• **REQUIRED TASK**: Collect from the data below each line with "Housing".

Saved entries

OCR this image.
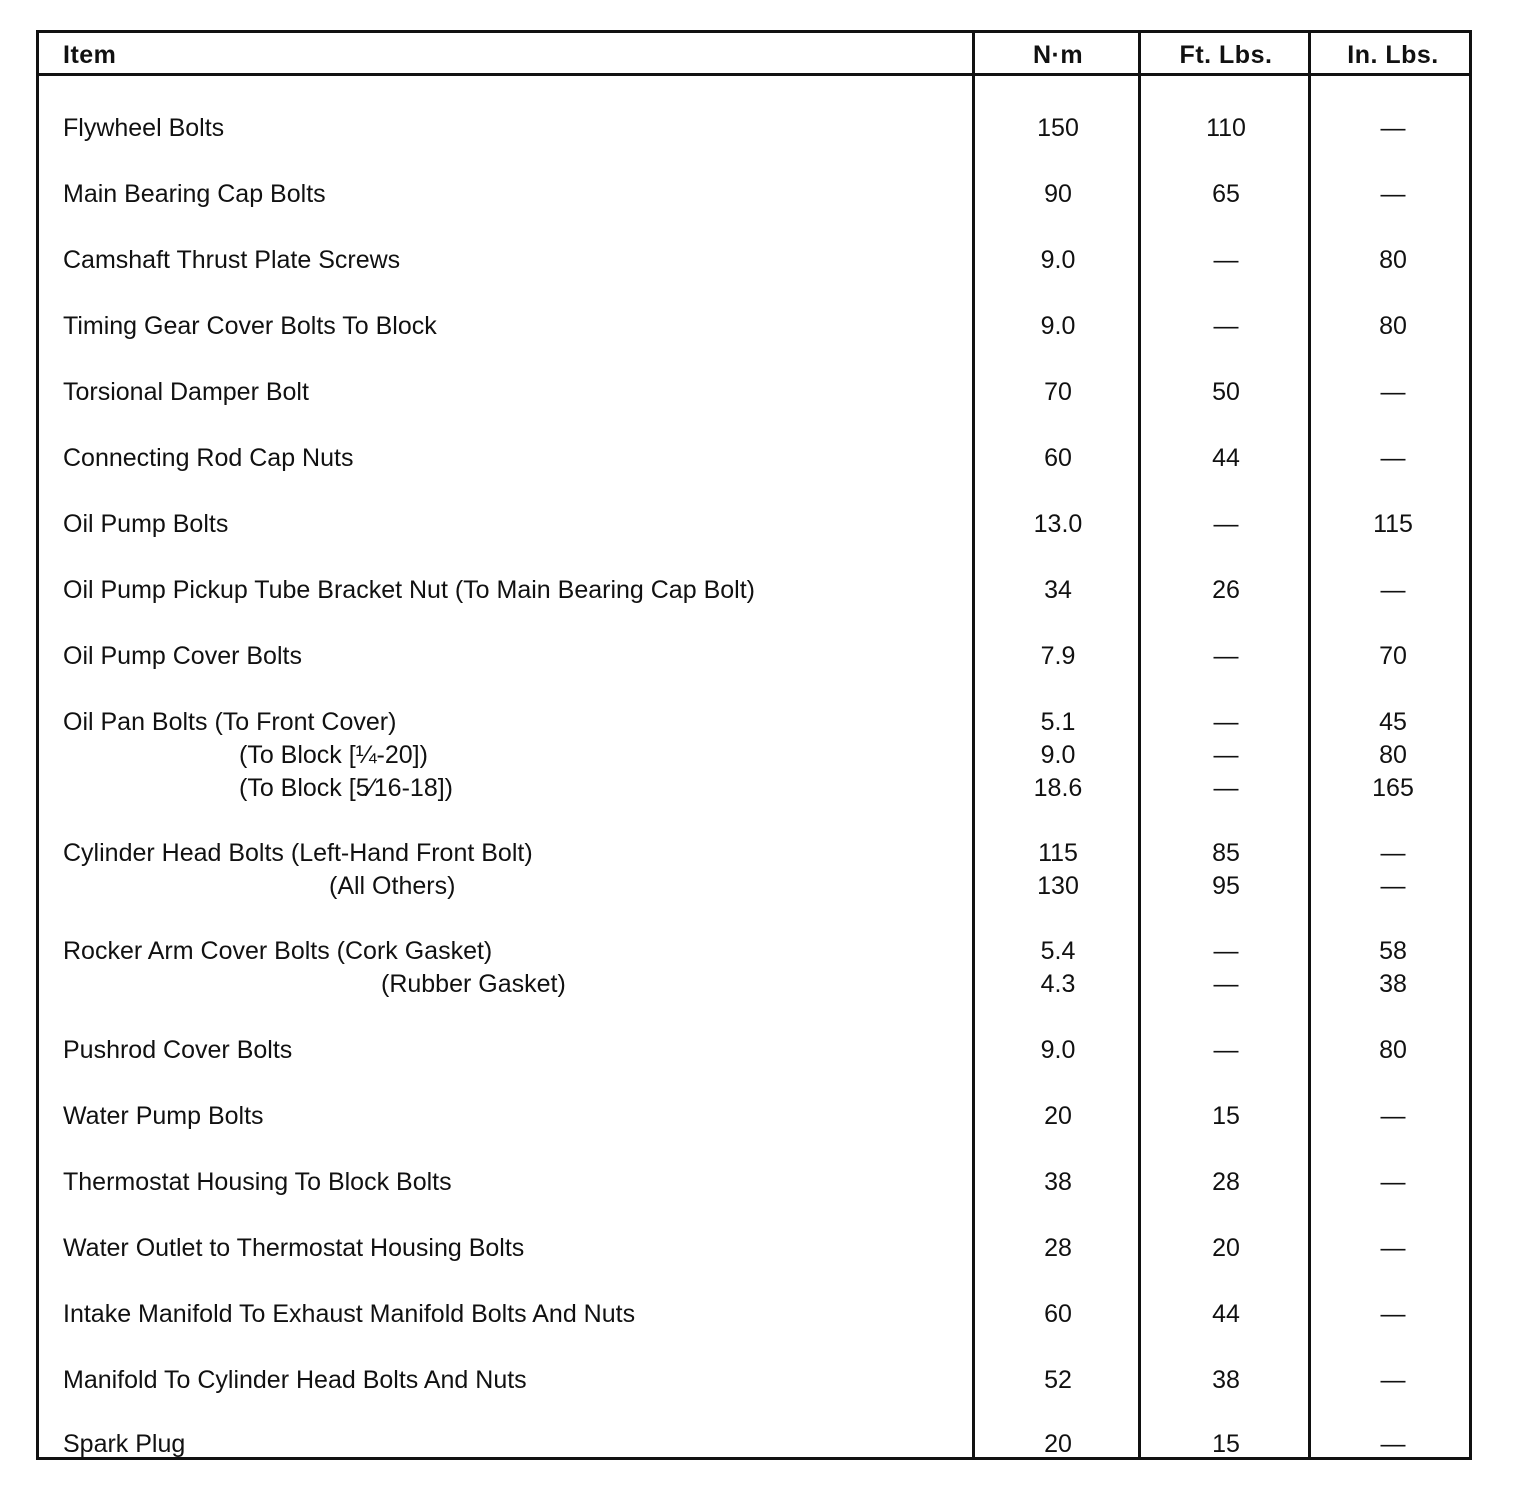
Item	N·m	Ft. Lbs.	In. Lbs.
Flywheel Bolts	150	110	—
Main Bearing Cap Bolts	90	65	—
Camshaft Thrust Plate Screws	9.0	—	80
Timing Gear Cover Bolts To Block	9.0	—	80
Torsional Damper Bolt	70	50	—
Connecting Rod Cap Nuts	60	44	—
Oil Pump Bolts	13.0	—	115
Oil Pump Pickup Tube Bracket Nut (To Main Bearing Cap Bolt)	34	26	—
Oil Pump Cover Bolts	7.9	—	70
Oil Pan Bolts (To Front Cover)	5.1	—	45
(To Block [¼-20])	9.0	—	80
(To Block [5⁄16-18])	18.6	—	165
Cylinder Head Bolts (Left-Hand Front Bolt)	115	85	—
(All Others)	130	95	—
Rocker Arm Cover Bolts (Cork Gasket)	5.4	—	58
(Rubber Gasket)	4.3	—	38
Pushrod Cover Bolts	9.0	—	80
Water Pump Bolts	20	15	—
Thermostat Housing To Block Bolts	38	28	—
Water Outlet to Thermostat Housing Bolts	28	20	—
Intake Manifold To Exhaust Manifold Bolts And Nuts	60	44	—
Manifold To Cylinder Head Bolts And Nuts	52	38	—
Spark Plug	20	15	—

• **EXERCISE RESPONSE**:
Thermostat Housing To Block Bolts	38	28	—
Water Outlet to Thermostat Housing Bolts	28	20	—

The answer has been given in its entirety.